- _Exercise goal_:
Extract the lines that carry the string "prefix" from the listing.

- _Record set_:
____________________

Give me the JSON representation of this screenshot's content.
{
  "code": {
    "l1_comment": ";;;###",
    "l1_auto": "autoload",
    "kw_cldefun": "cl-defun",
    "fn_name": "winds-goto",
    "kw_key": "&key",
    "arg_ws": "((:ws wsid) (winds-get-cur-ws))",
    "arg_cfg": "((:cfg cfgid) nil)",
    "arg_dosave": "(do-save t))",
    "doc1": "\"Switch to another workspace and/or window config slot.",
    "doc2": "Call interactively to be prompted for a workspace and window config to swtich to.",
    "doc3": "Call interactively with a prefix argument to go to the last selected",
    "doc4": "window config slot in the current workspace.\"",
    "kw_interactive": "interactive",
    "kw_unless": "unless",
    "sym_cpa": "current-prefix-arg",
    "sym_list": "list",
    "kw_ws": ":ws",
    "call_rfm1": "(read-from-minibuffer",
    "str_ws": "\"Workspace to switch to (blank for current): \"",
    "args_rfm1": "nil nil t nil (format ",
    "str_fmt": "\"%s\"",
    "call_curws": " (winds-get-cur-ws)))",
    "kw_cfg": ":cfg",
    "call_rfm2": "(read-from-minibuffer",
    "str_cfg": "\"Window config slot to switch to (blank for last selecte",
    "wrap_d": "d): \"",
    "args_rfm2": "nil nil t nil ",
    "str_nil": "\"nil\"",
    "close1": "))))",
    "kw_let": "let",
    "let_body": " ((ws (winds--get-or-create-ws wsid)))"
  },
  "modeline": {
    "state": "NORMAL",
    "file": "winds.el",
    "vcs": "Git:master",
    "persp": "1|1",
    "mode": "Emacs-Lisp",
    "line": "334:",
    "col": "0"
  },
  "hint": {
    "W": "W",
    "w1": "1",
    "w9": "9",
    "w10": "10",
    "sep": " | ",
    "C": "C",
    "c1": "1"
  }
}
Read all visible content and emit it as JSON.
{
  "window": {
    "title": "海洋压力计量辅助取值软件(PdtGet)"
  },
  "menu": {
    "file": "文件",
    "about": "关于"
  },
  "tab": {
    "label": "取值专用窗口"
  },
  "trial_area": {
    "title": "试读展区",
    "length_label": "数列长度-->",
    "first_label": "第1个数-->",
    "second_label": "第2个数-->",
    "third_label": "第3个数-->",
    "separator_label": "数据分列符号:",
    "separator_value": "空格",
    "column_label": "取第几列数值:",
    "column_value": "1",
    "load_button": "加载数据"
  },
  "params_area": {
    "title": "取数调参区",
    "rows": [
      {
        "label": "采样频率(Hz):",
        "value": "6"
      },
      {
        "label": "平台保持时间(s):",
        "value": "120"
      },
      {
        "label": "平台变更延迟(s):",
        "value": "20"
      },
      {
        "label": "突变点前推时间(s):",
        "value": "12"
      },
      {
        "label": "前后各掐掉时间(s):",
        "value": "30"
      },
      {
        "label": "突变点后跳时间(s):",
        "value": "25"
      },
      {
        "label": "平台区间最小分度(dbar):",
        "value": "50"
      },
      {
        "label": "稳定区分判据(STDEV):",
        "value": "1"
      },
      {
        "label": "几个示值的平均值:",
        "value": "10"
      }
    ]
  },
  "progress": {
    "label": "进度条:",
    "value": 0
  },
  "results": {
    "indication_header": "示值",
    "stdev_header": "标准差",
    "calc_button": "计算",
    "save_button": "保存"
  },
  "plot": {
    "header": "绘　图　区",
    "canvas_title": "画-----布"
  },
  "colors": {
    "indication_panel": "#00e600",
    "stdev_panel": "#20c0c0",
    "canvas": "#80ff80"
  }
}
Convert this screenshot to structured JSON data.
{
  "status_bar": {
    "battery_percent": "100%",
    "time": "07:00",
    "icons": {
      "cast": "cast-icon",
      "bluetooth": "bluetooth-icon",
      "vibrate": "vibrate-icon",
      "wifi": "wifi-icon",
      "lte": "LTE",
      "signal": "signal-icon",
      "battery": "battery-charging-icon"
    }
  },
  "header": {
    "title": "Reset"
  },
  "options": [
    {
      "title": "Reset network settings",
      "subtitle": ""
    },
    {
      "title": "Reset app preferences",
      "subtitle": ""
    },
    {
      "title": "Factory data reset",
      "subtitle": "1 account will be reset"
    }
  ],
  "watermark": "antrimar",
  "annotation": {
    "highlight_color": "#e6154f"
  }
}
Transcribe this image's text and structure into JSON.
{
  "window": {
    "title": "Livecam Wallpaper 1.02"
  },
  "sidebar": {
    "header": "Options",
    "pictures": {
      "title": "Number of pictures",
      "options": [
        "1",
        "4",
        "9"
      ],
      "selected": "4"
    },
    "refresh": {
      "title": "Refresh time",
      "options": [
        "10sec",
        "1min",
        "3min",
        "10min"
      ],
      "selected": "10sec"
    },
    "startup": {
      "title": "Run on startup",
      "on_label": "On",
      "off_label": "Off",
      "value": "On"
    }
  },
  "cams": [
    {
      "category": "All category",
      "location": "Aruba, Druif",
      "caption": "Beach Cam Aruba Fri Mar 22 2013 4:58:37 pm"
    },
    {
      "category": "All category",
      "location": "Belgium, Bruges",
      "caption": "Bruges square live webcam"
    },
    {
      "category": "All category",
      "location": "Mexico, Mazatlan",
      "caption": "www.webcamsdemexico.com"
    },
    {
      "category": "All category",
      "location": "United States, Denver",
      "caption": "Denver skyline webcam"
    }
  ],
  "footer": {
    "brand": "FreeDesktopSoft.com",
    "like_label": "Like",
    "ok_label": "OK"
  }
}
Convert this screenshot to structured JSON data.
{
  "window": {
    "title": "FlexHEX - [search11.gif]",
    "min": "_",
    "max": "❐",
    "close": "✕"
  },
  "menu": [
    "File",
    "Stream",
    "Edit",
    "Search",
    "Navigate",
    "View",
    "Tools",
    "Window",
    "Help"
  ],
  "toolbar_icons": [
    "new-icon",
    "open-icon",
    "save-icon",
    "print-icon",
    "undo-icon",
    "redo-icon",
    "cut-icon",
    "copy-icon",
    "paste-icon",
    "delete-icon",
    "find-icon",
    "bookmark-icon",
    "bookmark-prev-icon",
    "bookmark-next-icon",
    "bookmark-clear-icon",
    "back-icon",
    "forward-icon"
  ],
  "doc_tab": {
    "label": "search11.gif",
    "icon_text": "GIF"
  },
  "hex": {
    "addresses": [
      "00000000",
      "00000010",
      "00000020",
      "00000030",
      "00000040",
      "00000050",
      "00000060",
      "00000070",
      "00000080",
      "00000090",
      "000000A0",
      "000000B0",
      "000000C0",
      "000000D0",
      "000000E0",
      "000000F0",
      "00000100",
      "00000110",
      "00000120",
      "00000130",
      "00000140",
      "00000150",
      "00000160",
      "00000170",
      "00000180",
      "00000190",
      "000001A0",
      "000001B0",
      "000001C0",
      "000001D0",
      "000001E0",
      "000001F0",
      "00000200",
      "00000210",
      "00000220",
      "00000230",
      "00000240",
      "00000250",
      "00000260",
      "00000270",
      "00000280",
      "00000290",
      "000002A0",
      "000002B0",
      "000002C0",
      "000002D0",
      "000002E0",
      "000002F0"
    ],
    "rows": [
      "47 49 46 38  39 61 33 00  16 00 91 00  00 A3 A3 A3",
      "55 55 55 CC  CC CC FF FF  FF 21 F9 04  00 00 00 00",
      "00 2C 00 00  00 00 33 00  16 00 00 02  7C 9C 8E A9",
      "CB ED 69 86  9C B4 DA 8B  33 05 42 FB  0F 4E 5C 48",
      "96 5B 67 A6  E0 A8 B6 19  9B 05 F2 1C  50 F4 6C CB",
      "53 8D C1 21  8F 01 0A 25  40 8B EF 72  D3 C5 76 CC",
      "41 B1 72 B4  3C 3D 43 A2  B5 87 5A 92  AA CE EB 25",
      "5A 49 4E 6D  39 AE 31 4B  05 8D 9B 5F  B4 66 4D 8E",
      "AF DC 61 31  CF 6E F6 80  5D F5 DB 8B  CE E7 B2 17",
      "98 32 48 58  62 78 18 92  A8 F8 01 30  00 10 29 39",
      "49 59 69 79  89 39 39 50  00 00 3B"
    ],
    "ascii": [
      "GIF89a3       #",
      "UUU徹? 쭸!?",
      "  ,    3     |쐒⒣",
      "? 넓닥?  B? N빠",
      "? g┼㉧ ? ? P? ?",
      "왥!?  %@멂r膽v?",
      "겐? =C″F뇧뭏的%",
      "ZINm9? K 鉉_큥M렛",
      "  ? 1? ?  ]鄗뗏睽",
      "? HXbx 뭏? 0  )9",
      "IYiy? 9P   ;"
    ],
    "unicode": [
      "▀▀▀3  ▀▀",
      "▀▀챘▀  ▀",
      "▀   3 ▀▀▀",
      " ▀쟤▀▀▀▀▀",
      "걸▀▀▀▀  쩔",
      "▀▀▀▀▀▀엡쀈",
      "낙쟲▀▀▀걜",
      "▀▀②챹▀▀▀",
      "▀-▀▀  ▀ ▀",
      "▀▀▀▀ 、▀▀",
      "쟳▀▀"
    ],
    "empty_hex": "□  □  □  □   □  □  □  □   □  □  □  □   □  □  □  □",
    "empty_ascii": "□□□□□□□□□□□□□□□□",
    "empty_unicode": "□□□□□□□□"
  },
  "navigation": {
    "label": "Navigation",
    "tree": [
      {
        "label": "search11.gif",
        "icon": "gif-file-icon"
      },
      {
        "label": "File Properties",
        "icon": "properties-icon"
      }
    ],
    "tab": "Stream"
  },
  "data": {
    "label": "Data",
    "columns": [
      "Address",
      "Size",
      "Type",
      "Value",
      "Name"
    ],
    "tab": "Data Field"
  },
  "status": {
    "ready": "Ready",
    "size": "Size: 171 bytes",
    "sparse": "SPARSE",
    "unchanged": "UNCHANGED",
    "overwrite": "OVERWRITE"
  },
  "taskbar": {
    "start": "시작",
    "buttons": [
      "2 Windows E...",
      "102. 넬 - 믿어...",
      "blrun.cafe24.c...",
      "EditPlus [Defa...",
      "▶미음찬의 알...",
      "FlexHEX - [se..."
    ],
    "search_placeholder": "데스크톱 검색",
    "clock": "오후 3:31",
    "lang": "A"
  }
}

____________________

- _Solution below_:
    "doc3": "Call interactively with a prefix argument to go to the last selected",
    "sym_cpa": "current-prefix-arg",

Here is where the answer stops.